[Start of Source records]

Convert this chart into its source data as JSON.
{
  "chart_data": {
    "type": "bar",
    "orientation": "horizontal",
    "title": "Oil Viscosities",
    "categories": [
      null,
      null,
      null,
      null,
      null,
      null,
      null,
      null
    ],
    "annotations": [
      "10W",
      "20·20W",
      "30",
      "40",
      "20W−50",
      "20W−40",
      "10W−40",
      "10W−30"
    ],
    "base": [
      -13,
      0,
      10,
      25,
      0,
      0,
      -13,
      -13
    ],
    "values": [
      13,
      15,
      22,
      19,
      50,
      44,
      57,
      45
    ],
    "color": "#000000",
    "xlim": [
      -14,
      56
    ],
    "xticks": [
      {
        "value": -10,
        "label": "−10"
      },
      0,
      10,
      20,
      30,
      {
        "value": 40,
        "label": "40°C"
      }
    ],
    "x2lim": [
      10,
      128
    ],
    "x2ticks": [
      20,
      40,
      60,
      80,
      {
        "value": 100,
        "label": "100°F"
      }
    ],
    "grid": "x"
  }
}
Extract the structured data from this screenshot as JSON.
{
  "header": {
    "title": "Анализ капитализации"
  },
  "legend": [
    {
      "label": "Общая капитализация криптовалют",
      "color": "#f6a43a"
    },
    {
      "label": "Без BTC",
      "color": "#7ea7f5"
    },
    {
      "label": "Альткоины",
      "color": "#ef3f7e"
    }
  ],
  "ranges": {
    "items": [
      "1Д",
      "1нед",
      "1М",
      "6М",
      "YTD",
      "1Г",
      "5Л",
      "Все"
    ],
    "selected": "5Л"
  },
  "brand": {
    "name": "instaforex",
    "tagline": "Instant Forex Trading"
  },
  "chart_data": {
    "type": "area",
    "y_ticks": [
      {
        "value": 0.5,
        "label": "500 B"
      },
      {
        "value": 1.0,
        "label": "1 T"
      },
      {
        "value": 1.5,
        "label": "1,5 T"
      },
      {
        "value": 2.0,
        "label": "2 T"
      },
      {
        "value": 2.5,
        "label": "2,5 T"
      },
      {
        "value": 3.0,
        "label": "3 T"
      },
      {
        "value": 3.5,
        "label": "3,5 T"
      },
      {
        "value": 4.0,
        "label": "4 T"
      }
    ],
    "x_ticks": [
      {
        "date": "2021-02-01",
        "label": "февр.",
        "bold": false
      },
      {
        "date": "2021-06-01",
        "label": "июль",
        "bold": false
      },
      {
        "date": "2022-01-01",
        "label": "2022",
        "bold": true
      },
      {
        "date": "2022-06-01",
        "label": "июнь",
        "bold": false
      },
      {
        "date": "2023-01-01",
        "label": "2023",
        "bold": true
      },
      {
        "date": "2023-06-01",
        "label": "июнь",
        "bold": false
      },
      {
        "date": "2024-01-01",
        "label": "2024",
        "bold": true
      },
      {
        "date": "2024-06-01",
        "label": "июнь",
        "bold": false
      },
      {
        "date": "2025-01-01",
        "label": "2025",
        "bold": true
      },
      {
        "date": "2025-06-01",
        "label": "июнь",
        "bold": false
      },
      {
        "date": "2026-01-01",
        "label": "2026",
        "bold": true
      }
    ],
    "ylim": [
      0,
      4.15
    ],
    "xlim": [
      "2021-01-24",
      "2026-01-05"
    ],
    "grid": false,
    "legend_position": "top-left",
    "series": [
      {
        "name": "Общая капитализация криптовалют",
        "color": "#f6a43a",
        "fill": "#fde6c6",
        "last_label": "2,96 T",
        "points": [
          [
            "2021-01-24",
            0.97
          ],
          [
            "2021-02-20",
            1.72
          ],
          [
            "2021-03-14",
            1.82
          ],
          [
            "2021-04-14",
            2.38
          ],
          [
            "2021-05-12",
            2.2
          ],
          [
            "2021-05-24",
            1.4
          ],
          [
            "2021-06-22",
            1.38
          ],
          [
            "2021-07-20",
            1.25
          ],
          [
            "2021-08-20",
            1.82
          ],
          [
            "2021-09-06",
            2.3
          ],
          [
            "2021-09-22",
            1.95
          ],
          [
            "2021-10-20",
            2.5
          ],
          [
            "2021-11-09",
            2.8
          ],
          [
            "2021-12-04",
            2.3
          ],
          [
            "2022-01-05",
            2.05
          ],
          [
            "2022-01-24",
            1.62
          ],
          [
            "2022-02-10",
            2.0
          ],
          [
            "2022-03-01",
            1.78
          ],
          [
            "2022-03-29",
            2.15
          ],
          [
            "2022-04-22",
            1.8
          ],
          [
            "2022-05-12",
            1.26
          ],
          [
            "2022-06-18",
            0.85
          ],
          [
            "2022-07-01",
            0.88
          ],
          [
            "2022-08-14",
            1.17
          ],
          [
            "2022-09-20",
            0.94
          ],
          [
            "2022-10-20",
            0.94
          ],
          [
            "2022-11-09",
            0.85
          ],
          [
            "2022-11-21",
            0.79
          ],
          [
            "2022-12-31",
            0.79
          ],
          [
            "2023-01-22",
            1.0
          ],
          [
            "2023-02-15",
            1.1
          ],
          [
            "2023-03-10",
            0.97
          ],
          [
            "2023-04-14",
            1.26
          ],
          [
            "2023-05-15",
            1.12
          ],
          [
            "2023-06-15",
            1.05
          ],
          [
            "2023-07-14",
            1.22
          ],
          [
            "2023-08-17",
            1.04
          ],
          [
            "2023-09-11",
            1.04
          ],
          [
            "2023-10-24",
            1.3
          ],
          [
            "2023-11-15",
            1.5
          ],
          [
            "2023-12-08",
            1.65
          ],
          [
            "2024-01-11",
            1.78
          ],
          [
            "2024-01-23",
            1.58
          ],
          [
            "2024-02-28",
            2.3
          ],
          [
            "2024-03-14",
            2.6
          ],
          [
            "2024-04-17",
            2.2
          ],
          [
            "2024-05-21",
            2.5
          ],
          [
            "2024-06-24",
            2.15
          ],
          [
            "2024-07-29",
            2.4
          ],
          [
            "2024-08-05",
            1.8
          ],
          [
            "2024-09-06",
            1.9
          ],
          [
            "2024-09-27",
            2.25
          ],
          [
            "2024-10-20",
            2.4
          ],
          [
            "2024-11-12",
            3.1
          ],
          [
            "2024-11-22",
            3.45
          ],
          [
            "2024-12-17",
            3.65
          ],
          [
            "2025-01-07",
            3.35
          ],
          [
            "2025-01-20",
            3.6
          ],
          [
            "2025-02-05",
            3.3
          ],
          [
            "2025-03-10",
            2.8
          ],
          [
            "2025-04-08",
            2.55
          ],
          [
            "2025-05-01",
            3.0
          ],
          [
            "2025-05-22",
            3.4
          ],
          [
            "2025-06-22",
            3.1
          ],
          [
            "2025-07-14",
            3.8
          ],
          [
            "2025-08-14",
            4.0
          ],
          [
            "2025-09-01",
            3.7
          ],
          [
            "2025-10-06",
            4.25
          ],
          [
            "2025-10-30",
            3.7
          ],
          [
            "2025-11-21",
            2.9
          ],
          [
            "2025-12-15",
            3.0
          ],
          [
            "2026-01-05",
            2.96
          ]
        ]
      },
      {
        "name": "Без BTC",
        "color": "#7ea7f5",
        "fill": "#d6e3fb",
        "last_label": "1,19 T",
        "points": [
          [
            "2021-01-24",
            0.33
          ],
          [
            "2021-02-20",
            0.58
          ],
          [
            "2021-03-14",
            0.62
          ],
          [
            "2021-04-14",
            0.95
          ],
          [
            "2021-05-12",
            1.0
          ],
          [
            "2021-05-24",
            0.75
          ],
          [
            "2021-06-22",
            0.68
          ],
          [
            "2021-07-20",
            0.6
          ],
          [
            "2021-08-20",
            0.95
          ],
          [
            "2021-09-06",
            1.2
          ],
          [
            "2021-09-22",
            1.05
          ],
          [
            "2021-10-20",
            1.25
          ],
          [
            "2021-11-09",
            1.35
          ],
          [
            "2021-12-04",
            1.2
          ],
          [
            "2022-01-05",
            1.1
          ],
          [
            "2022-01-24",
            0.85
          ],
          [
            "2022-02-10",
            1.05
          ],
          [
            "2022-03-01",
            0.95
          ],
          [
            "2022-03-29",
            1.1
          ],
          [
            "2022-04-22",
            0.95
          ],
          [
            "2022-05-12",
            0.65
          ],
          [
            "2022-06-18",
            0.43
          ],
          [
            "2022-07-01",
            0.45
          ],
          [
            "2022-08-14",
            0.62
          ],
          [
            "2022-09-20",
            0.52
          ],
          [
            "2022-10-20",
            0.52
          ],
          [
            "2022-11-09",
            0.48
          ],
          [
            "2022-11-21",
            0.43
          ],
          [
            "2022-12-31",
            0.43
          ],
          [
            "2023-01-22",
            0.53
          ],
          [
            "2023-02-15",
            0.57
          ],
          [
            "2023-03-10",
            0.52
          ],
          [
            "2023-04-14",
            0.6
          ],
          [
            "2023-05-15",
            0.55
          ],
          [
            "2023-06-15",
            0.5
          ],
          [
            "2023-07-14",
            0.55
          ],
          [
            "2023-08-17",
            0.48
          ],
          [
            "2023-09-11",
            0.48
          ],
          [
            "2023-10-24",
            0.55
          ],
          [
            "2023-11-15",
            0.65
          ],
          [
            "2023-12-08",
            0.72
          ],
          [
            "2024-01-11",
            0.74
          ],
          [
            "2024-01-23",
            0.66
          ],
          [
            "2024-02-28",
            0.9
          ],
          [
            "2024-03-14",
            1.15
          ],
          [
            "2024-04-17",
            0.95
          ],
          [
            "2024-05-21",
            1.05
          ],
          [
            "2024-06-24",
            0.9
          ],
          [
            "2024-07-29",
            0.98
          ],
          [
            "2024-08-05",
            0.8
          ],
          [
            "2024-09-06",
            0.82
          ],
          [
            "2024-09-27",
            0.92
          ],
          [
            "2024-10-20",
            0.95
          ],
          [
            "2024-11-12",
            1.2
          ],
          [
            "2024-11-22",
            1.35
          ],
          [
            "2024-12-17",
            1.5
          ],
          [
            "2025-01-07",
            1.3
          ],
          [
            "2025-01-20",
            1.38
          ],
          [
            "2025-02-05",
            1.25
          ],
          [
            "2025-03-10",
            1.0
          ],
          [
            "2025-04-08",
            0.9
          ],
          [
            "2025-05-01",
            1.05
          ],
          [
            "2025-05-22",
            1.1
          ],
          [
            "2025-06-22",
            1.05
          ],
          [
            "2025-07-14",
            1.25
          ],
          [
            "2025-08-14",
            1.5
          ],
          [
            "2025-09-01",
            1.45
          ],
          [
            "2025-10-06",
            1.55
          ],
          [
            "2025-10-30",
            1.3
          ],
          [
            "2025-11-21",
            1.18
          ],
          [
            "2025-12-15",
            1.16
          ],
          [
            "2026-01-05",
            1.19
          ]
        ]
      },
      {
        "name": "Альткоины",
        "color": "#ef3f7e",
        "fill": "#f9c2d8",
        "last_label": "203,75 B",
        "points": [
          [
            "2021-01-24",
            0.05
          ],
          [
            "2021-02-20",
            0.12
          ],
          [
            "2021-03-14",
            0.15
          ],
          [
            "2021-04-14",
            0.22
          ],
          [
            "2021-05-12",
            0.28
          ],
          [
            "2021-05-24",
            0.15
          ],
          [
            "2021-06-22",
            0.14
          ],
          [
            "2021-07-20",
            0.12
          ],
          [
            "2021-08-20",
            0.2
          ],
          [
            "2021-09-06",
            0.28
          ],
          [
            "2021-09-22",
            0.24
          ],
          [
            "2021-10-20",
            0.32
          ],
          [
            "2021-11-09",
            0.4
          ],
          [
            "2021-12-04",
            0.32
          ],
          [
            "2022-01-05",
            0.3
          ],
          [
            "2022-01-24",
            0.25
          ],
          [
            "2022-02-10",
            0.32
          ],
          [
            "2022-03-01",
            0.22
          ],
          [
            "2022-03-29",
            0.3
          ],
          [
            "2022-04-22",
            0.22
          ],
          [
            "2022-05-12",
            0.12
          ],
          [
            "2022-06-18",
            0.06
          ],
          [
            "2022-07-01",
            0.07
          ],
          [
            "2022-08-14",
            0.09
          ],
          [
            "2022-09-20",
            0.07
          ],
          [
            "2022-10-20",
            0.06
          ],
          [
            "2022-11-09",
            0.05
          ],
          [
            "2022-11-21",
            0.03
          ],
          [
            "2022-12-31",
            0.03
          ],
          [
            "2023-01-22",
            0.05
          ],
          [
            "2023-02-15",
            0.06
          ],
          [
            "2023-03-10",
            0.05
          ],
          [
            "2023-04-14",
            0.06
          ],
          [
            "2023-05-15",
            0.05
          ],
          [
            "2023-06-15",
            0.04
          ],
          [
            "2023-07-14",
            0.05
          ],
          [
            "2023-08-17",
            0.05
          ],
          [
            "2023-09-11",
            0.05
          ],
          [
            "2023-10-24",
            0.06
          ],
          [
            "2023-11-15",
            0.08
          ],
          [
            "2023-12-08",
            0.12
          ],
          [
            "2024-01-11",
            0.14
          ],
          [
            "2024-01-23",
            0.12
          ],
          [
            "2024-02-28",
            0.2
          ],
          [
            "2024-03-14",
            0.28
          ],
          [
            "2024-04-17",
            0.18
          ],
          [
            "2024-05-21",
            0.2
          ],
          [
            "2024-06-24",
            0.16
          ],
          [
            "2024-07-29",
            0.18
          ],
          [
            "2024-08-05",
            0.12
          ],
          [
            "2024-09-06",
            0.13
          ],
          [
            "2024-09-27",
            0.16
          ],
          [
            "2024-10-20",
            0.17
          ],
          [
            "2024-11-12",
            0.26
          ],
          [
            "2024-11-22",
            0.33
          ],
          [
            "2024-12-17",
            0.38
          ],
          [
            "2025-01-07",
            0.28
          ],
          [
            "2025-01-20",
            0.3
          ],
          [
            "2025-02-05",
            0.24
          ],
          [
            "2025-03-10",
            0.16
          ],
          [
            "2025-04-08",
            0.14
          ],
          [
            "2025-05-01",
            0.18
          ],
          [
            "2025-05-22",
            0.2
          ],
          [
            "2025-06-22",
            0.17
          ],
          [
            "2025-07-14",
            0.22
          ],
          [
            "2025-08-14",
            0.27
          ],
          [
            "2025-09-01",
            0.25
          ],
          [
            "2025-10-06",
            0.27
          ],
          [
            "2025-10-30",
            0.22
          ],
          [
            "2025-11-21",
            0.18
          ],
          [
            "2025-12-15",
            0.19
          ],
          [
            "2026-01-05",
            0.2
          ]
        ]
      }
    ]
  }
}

[End of Source records]

The exercise
Give the number of lines that carry the word "color", with nothing added.

Exercise result
7